:: Exercise description ::
Locate all lines in the data below that hold "name" and show them.

:: Record excerpts ::
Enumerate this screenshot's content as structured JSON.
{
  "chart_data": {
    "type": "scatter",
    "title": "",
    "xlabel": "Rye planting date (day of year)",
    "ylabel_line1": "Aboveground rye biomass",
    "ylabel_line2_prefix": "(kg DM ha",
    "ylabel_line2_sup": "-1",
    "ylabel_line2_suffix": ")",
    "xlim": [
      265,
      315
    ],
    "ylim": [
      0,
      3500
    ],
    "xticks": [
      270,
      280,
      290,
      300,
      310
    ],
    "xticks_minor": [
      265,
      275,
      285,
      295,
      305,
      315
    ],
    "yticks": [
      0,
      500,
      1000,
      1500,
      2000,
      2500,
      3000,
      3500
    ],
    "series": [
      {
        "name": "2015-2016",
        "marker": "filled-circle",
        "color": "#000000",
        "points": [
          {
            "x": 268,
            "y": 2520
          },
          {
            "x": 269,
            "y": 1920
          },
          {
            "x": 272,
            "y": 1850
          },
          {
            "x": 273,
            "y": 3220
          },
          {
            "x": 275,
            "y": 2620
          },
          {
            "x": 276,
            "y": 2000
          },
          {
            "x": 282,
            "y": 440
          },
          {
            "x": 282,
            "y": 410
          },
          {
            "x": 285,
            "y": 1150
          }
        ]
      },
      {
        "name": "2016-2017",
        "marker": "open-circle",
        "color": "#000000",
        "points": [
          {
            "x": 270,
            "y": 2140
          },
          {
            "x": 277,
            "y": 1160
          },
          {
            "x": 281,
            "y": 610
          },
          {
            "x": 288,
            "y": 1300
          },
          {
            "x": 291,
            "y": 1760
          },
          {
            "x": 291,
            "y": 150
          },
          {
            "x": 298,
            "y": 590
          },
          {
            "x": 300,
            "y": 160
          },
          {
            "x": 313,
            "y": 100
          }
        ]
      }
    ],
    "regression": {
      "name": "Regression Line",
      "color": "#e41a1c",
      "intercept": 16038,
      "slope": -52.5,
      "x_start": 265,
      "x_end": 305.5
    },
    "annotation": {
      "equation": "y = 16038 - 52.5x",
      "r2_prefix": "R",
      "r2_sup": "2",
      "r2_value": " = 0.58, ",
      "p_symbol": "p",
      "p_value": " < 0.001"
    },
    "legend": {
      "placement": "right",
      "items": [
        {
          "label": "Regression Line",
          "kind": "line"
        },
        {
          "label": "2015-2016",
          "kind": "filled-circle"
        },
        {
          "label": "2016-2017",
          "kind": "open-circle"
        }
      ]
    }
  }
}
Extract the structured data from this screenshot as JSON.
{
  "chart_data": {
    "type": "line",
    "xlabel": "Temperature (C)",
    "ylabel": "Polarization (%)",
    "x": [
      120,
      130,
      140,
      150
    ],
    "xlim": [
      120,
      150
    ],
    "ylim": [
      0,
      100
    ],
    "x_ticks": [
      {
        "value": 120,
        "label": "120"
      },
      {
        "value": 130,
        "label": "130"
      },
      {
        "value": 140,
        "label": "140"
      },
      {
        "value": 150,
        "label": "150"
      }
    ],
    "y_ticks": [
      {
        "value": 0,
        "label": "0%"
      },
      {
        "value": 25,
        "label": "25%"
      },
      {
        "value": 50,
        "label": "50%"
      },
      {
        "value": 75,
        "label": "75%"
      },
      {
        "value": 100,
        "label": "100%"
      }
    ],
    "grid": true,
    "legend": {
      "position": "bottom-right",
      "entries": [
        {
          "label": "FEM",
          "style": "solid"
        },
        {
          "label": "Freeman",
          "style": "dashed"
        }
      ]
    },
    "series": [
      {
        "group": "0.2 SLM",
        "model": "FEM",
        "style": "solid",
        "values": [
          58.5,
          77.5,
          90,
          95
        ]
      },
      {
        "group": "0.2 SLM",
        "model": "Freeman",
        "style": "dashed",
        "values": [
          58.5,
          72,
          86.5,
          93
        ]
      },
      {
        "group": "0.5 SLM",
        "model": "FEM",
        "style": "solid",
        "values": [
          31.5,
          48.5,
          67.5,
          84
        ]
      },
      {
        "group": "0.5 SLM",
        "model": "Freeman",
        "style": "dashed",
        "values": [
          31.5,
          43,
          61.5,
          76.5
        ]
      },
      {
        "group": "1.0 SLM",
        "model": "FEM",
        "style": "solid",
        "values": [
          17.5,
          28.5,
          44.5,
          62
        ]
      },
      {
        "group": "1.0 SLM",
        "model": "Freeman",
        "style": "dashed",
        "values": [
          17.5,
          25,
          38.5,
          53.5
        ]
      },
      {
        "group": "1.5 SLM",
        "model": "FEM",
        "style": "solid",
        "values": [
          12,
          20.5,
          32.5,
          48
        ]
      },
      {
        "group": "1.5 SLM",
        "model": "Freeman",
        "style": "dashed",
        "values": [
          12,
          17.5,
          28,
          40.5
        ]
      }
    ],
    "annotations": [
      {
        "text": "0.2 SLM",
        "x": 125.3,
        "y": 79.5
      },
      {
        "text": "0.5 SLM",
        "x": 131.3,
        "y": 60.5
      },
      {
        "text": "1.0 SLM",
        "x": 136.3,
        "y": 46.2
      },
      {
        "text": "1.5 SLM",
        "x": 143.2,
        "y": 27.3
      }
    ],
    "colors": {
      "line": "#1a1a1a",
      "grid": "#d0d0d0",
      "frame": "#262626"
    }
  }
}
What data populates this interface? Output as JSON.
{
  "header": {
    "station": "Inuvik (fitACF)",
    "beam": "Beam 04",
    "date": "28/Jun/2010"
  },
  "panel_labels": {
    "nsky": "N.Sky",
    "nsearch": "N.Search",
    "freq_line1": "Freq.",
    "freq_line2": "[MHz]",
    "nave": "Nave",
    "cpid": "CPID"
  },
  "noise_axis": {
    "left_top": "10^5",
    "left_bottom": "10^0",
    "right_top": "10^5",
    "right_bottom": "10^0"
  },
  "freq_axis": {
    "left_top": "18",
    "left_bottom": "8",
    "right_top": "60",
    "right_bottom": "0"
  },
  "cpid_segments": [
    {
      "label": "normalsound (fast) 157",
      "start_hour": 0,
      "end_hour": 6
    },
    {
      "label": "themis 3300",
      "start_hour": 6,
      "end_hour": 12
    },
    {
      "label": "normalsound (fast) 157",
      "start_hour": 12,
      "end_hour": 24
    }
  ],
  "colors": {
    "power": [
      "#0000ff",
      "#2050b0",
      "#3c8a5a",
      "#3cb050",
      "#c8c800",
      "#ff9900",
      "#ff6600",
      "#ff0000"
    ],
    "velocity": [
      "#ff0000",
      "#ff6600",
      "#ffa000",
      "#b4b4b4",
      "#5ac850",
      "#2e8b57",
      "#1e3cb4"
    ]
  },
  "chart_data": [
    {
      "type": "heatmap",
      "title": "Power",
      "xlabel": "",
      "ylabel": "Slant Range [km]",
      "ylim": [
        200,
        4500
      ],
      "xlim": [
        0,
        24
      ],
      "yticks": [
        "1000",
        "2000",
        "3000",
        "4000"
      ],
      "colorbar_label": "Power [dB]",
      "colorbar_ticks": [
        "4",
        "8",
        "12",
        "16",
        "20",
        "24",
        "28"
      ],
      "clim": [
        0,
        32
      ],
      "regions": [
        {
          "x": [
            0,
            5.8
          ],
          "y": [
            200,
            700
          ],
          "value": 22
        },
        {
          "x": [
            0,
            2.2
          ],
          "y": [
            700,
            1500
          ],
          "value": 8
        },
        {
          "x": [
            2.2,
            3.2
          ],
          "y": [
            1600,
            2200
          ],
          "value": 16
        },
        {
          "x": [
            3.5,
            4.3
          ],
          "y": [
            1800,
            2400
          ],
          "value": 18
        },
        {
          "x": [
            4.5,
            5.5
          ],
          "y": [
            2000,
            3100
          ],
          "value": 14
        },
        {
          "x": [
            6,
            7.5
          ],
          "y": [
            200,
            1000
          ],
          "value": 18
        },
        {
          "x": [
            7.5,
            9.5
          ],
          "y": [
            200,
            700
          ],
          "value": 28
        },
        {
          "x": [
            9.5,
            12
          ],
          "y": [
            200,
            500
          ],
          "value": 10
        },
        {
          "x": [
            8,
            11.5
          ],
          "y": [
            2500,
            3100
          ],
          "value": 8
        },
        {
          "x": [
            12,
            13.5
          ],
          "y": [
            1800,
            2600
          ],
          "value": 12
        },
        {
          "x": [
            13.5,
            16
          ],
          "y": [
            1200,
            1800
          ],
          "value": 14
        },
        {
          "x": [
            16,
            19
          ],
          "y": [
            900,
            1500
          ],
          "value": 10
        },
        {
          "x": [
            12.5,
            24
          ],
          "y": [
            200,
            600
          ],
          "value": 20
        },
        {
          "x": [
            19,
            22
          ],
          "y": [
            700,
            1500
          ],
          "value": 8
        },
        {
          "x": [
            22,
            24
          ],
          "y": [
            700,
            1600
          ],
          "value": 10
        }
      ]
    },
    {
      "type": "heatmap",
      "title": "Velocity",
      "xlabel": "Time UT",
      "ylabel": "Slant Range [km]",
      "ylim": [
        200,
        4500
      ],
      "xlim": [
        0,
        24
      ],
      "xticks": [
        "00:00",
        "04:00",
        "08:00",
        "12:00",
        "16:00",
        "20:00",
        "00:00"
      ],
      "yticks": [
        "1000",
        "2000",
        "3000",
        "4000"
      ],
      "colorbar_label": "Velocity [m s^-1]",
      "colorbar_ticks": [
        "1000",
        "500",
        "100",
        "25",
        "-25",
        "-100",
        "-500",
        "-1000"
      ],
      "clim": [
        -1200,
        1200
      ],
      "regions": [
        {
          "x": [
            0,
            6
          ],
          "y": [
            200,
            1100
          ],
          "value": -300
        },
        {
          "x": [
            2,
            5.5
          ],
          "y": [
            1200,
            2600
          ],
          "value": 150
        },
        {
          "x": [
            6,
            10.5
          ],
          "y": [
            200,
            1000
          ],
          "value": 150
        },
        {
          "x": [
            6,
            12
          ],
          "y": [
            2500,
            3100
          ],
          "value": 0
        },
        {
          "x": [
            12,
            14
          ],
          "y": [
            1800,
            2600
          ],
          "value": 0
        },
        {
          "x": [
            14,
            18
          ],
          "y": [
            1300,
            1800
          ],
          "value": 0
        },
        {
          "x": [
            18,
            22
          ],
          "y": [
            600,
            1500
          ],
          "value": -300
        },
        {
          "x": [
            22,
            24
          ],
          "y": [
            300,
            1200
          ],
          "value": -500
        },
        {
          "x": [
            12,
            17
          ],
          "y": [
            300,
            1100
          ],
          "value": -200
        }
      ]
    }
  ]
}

:: Answer for the task ::
        "name": "2015-2016",
        "name": "2016-2017",
      "name": "Regression Line",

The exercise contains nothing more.